Return all of the data exactly as given.

^^^^^^^^^^^^^^^^

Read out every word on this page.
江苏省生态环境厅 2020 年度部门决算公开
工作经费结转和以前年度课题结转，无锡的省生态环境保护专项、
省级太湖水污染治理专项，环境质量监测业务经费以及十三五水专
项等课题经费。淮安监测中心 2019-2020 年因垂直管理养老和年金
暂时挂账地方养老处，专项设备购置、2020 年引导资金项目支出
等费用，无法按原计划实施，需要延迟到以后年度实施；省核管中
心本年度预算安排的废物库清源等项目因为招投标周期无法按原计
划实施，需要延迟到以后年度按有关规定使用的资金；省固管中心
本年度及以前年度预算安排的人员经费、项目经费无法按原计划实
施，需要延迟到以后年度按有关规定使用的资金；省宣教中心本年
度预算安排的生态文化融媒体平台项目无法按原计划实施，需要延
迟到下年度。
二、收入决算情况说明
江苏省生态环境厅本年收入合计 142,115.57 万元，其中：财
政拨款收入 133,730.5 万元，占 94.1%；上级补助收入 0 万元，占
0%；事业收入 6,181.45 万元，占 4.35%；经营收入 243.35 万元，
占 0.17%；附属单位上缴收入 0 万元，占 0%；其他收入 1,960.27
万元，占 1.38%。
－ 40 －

^^^^^^^^^^^^^^^^

Solution →
Read out every word on this page.
江苏省生态环境厅 2020 年度部门决算公开
工作经费结转和以前年度课题结转，无锡的省生态环境保护专项、
省级太湖水污染治理专项，环境质量监测业务经费以及十三五水专
项等课题经费。淮安监测中心 2019-2020 年因垂直管理养老和年金
暂时挂账地方养老处，专项设备购置、2020 年引导资金项目支出
等费用，无法按原计划实施，需要延迟到以后年度实施；省核管中
心本年度预算安排的废物库清源等项目因为招投标周期无法按原计
划实施，需要延迟到以后年度按有关规定使用的资金；省固管中心
本年度及以前年度预算安排的人员经费、项目经费无法按原计划实
施，需要延迟到以后年度按有关规定使用的资金；省宣教中心本年
度预算安排的生态文化融媒体平台项目无法按原计划实施，需要延
迟到下年度。
二、收入决算情况说明
江苏省生态环境厅本年收入合计 142,115.57 万元，其中：财
政拨款收入 133,730.5 万元，占 94.1%；上级补助收入 0 万元，占
0%；事业收入 6,181.45 万元，占 4.35%；经营收入 243.35 万元，
占 0.17%；附属单位上缴收入 0 万元，占 0%；其他收入 1,960.27
万元，占 1.38%。
－ 40 －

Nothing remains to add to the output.